For each line that holds "Boxes", copy the line out.

══ INPUT ROWS ══

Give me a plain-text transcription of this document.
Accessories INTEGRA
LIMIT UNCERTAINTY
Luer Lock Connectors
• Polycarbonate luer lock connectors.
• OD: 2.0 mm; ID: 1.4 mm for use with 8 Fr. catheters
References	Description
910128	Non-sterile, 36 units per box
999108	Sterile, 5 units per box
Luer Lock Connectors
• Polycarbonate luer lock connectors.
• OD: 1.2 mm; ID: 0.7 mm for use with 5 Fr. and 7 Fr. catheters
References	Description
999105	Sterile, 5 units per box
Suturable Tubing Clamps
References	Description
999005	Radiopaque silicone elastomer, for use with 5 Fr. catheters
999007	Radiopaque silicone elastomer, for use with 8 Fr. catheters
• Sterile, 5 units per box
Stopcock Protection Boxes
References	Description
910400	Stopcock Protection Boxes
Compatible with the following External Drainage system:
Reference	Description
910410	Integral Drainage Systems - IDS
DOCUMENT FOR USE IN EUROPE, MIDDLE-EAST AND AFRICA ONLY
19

═══

[WRITTEN SOLUTION]
Stopcock Protection Boxes
910400	Stopcock Protection Boxes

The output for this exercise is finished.